Check every line of the material below for "Love". Give the number of lines that have it, and only that.

>> Start Raw records

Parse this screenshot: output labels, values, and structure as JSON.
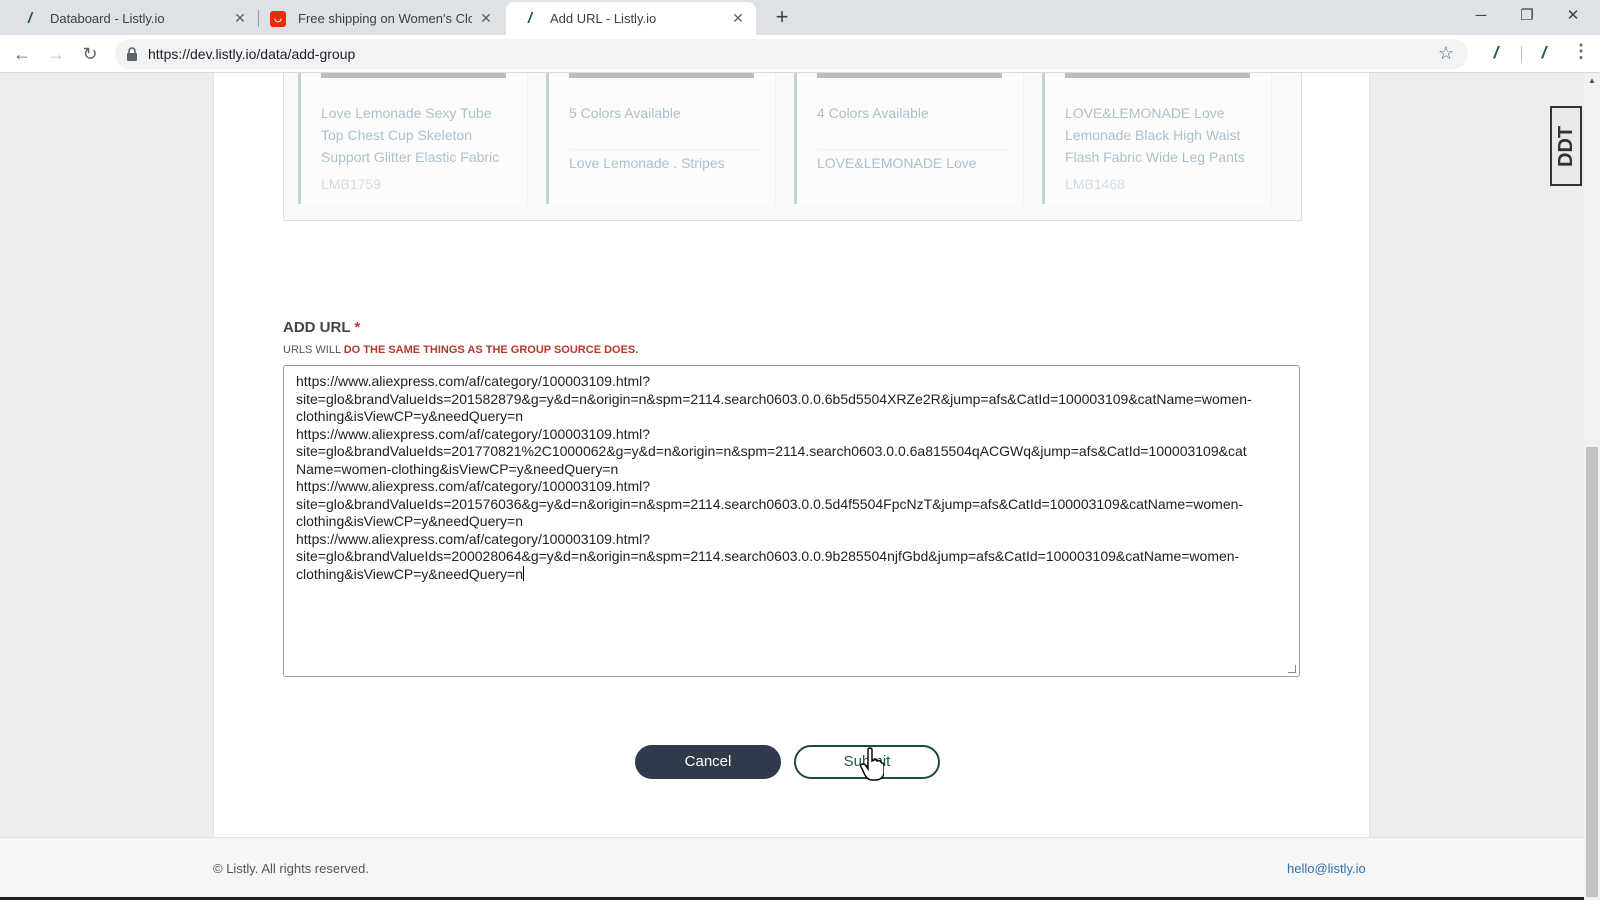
{
  "browser": {
    "tabs": [
      {
        "title": "Databoard - Listly.io",
        "favicon": "listly-icon",
        "active": false
      },
      {
        "title": "Free shipping on Women's Clot",
        "favicon": "aliexpress-icon",
        "active": false
      },
      {
        "title": "Add URL - Listly.io",
        "favicon": "listly-icon",
        "active": true
      }
    ],
    "new_tab": "+",
    "url": "https://dev.listly.io/data/add-group",
    "window_controls": {
      "minimize": "─",
      "maximize": "❐",
      "close": "✕"
    }
  },
  "preview": {
    "products": [
      {
        "title": "Love Lemonade Sexy Tube Top Chest Cup Skeleton Support Glitter Elastic Fabric",
        "extra": "LMB1759"
      },
      {
        "title": "5 Colors Available",
        "extra": "Love Lemonade . Stripes"
      },
      {
        "title": "4 Colors Available",
        "extra": "LOVE&LEMONADE Love"
      },
      {
        "title": "LOVE&LEMONADE Love Lemonade Black High Waist Flash Fabric Wide Leg Pants",
        "extra": "LMB1468"
      }
    ]
  },
  "form": {
    "label": "ADD URL",
    "required_mark": "*",
    "hint_prefix": "URLS WILL ",
    "hint_emphasis": "DO THE SAME THINGS AS THE GROUP SOURCE DOES.",
    "textarea_lines": [
      "https://www.aliexpress.com/af/category/100003109.html?",
      "site=glo&brandValueIds=201582879&g=y&d=n&origin=n&spm=2114.search0603.0.0.6b5d5504XRZe2R&jump=afs&CatId=100003109&catName=women-",
      "clothing&isViewCP=y&needQuery=n",
      "https://www.aliexpress.com/af/category/100003109.html?",
      "site=glo&brandValueIds=201770821%2C1000062&g=y&d=n&origin=n&spm=2114.search0603.0.0.6a815504qACGWq&jump=afs&CatId=100003109&cat",
      "Name=women-clothing&isViewCP=y&needQuery=n",
      "https://www.aliexpress.com/af/category/100003109.html?",
      "site=glo&brandValueIds=201576036&g=y&d=n&origin=n&spm=2114.search0603.0.0.5d4f5504FpcNzT&jump=afs&CatId=100003109&catName=women-",
      "clothing&isViewCP=y&needQuery=n",
      "https://www.aliexpress.com/af/category/100003109.html?",
      "site=glo&brandValueIds=200028064&g=y&d=n&origin=n&spm=2114.search0603.0.0.9b285504njfGbd&jump=afs&CatId=100003109&catName=women-",
      "clothing&isViewCP=y&needQuery=n"
    ],
    "cancel_label": "Cancel",
    "submit_label": "Submit"
  },
  "footer": {
    "copyright": "© Listly. All rights reserved.",
    "email": "hello@listly.io"
  },
  "extension_badge": "DDT",
  "colors": {
    "brand_green": "#1d5a43",
    "cancel_bg": "#2f3a4a",
    "required_red": "#c0392b",
    "link_blue": "#2f6fb0"
  }
}
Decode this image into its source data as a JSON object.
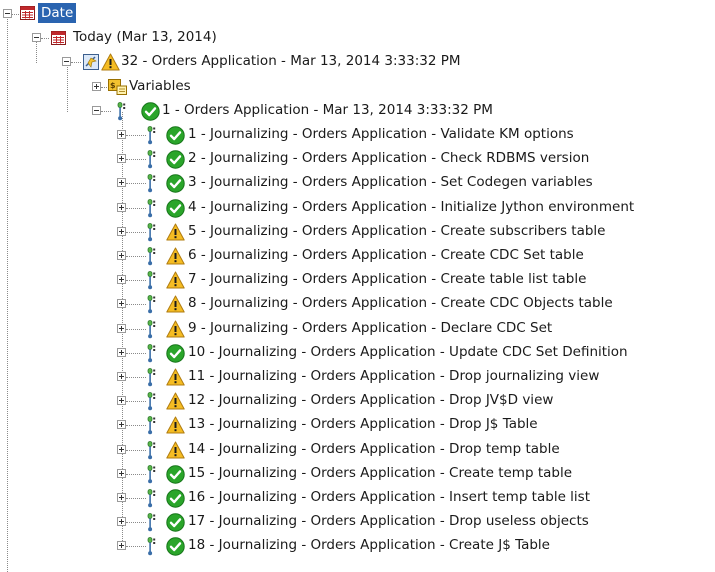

>> End Raw records

• _Correct response_:
4